*Problem statement*: Retype the full set of records. Keep every character identical.

*Provided material*:

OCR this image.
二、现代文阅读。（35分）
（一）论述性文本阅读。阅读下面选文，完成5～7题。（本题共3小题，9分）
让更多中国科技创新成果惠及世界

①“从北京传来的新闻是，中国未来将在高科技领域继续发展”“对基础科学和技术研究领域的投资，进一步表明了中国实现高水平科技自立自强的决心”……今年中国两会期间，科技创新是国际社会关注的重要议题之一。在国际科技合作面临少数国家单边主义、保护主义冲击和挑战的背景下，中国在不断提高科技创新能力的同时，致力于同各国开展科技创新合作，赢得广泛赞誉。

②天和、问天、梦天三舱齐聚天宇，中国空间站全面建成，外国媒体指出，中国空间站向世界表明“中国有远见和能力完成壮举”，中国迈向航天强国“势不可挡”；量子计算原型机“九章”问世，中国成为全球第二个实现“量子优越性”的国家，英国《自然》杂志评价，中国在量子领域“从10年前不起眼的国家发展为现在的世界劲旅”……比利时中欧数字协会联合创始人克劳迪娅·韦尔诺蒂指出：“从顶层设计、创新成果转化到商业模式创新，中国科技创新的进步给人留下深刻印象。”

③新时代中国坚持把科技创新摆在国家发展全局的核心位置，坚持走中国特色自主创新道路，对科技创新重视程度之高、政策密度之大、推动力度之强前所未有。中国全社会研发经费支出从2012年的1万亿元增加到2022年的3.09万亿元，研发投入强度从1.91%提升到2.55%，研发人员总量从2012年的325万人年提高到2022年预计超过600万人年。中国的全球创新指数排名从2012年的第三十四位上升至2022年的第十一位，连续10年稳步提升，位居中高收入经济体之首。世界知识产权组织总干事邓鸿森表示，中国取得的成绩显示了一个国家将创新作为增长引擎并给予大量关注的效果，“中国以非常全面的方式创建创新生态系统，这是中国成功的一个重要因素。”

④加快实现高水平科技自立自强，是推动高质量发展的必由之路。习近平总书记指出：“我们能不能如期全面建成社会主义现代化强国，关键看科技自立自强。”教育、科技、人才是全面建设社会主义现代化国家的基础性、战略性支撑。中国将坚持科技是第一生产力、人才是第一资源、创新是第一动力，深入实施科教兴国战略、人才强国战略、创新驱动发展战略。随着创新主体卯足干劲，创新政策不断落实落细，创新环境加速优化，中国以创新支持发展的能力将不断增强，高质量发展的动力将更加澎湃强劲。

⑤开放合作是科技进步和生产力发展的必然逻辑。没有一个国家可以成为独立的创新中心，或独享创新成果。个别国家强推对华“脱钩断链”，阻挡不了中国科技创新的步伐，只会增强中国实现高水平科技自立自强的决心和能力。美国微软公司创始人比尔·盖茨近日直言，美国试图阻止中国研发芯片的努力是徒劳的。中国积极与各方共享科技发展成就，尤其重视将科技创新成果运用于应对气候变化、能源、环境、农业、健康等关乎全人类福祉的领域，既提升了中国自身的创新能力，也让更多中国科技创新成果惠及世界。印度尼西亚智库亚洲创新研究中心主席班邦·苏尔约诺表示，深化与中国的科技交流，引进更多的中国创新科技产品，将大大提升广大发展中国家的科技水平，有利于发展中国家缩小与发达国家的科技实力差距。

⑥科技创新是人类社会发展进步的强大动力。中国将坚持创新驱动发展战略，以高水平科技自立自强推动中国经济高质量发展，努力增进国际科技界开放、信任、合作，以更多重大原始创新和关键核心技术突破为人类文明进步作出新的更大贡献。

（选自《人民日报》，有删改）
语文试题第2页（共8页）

*The reply*:
OCR this image.
二、现代文阅读。（35分）
（一）论述性文本阅读。阅读下面选文，完成5～7题。（本题共3小题，9分）
让更多中国科技创新成果惠及世界

①“从北京传来的新闻是，中国未来将在高科技领域继续发展”“对基础科学和技术研究领域的投资，进一步表明了中国实现高水平科技自立自强的决心”……今年中国两会期间，科技创新是国际社会关注的重要议题之一。在国际科技合作面临少数国家单边主义、保护主义冲击和挑战的背景下，中国在不断提高科技创新能力的同时，致力于同各国开展科技创新合作，赢得广泛赞誉。

②天和、问天、梦天三舱齐聚天宇，中国空间站全面建成，外国媒体指出，中国空间站向世界表明“中国有远见和能力完成壮举”，中国迈向航天强国“势不可挡”；量子计算原型机“九章”问世，中国成为全球第二个实现“量子优越性”的国家，英国《自然》杂志评价，中国在量子领域“从10年前不起眼的国家发展为现在的世界劲旅”……比利时中欧数字协会联合创始人克劳迪娅·韦尔诺蒂指出：“从顶层设计、创新成果转化到商业模式创新，中国科技创新的进步给人留下深刻印象。”

③新时代中国坚持把科技创新摆在国家发展全局的核心位置，坚持走中国特色自主创新道路，对科技创新重视程度之高、政策密度之大、推动力度之强前所未有。中国全社会研发经费支出从2012年的1万亿元增加到2022年的3.09万亿元，研发投入强度从1.91%提升到2.55%，研发人员总量从2012年的325万人年提高到2022年预计超过600万人年。中国的全球创新指数排名从2012年的第三十四位上升至2022年的第十一位，连续10年稳步提升，位居中高收入经济体之首。世界知识产权组织总干事邓鸿森表示，中国取得的成绩显示了一个国家将创新作为增长引擎并给予大量关注的效果，“中国以非常全面的方式创建创新生态系统，这是中国成功的一个重要因素。”

④加快实现高水平科技自立自强，是推动高质量发展的必由之路。习近平总书记指出：“我们能不能如期全面建成社会主义现代化强国，关键看科技自立自强。”教育、科技、人才是全面建设社会主义现代化国家的基础性、战略性支撑。中国将坚持科技是第一生产力、人才是第一资源、创新是第一动力，深入实施科教兴国战略、人才强国战略、创新驱动发展战略。随着创新主体卯足干劲，创新政策不断落实落细，创新环境加速优化，中国以创新支持发展的能力将不断增强，高质量发展的动力将更加澎湃强劲。

⑤开放合作是科技进步和生产力发展的必然逻辑。没有一个国家可以成为独立的创新中心，或独享创新成果。个别国家强推对华“脱钩断链”，阻挡不了中国科技创新的步伐，只会增强中国实现高水平科技自立自强的决心和能力。美国微软公司创始人比尔·盖茨近日直言，美国试图阻止中国研发芯片的努力是徒劳的。中国积极与各方共享科技发展成就，尤其重视将科技创新成果运用于应对气候变化、能源、环境、农业、健康等关乎全人类福祉的领域，既提升了中国自身的创新能力，也让更多中国科技创新成果惠及世界。印度尼西亚智库亚洲创新研究中心主席班邦·苏尔约诺表示，深化与中国的科技交流，引进更多的中国创新科技产品，将大大提升广大发展中国家的科技水平，有利于发展中国家缩小与发达国家的科技实力差距。

⑥科技创新是人类社会发展进步的强大动力。中国将坚持创新驱动发展战略，以高水平科技自立自强推动中国经济高质量发展，努力增进国际科技界开放、信任、合作，以更多重大原始创新和关键核心技术突破为人类文明进步作出新的更大贡献。

（选自《人民日报》，有删改）
语文试题第2页（共8页）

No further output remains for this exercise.